→ **Prompt**
Below is a set of records; restate each one word for word.

→ **Rows from a figure dataset**
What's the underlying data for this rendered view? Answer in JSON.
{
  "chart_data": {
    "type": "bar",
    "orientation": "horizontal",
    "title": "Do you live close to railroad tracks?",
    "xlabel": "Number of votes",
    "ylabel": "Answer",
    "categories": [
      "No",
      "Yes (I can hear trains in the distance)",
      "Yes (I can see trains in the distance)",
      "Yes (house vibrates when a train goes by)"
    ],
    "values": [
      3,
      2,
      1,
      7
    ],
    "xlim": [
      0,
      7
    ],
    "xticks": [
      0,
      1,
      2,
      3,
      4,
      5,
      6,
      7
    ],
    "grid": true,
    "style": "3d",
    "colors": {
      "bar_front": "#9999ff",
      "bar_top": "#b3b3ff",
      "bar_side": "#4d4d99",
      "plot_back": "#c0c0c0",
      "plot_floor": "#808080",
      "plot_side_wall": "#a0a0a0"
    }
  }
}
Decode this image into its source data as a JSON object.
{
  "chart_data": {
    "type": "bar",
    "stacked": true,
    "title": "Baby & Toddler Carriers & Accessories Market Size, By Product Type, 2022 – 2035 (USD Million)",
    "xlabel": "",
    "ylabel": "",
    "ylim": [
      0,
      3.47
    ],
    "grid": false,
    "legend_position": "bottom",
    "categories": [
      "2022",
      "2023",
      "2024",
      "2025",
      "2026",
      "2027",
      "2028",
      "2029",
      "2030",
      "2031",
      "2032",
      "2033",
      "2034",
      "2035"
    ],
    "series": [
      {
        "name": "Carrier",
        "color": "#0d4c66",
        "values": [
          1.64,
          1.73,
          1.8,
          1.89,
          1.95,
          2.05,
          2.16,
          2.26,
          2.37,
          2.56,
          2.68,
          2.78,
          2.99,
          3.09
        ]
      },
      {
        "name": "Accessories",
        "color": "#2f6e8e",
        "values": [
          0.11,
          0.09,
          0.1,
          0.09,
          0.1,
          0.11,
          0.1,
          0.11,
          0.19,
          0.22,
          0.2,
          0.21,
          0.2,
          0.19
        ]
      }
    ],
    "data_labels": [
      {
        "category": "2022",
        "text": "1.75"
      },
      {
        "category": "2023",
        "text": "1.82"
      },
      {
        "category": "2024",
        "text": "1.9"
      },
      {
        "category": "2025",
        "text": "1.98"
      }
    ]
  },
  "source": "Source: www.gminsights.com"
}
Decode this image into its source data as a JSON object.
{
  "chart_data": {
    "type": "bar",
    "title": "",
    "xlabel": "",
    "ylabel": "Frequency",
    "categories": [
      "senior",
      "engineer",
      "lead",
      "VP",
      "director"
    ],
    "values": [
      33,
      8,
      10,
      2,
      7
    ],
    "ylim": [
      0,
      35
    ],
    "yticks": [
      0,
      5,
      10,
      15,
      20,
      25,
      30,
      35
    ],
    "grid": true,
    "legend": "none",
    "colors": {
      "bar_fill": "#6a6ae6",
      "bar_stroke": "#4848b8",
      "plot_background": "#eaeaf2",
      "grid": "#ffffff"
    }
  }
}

→ **Expected output**
What's the underlying data for this rendered view? Answer in JSON.
{
  "chart_data": {
    "type": "bar",
    "orientation": "horizontal",
    "title": "Do you live close to railroad tracks?",
    "xlabel": "Number of votes",
    "ylabel": "Answer",
    "categories": [
      "No",
      "Yes (I can hear trains in the distance)",
      "Yes (I can see trains in the distance)",
      "Yes (house vibrates when a train goes by)"
    ],
    "values": [
      3,
      2,
      1,
      7
    ],
    "xlim": [
      0,
      7
    ],
    "xticks": [
      0,
      1,
      2,
      3,
      4,
      5,
      6,
      7
    ],
    "grid": true,
    "style": "3d",
    "colors": {
      "bar_front": "#9999ff",
      "bar_top": "#b3b3ff",
      "bar_side": "#4d4d99",
      "plot_back": "#c0c0c0",
      "plot_floor": "#808080",
      "plot_side_wall": "#a0a0a0"
    }
  }
}
Decode this image into its source data as a JSON object.
{
  "chart_data": {
    "type": "bar",
    "stacked": true,
    "title": "Baby & Toddler Carriers & Accessories Market Size, By Product Type, 2022 – 2035 (USD Million)",
    "xlabel": "",
    "ylabel": "",
    "ylim": [
      0,
      3.47
    ],
    "grid": false,
    "legend_position": "bottom",
    "categories": [
      "2022",
      "2023",
      "2024",
      "2025",
      "2026",
      "2027",
      "2028",
      "2029",
      "2030",
      "2031",
      "2032",
      "2033",
      "2034",
      "2035"
    ],
    "series": [
      {
        "name": "Carrier",
        "color": "#0d4c66",
        "values": [
          1.64,
          1.73,
          1.8,
          1.89,
          1.95,
          2.05,
          2.16,
          2.26,
          2.37,
          2.56,
          2.68,
          2.78,
          2.99,
          3.09
        ]
      },
      {
        "name": "Accessories",
        "color": "#2f6e8e",
        "values": [
          0.11,
          0.09,
          0.1,
          0.09,
          0.1,
          0.11,
          0.1,
          0.11,
          0.19,
          0.22,
          0.2,
          0.21,
          0.2,
          0.19
        ]
      }
    ],
    "data_labels": [
      {
        "category": "2022",
        "text": "1.75"
      },
      {
        "category": "2023",
        "text": "1.82"
      },
      {
        "category": "2024",
        "text": "1.9"
      },
      {
        "category": "2025",
        "text": "1.98"
      }
    ]
  },
  "source": "Source: www.gminsights.com"
}
Decode this image into its source data as a JSON object.
{
  "chart_data": {
    "type": "bar",
    "title": "",
    "xlabel": "",
    "ylabel": "Frequency",
    "categories": [
      "senior",
      "engineer",
      "lead",
      "VP",
      "director"
    ],
    "values": [
      33,
      8,
      10,
      2,
      7
    ],
    "ylim": [
      0,
      35
    ],
    "yticks": [
      0,
      5,
      10,
      15,
      20,
      25,
      30,
      35
    ],
    "grid": true,
    "legend": "none",
    "colors": {
      "bar_fill": "#6a6ae6",
      "bar_stroke": "#4848b8",
      "plot_background": "#eaeaf2",
      "grid": "#ffffff"
    }
  }
}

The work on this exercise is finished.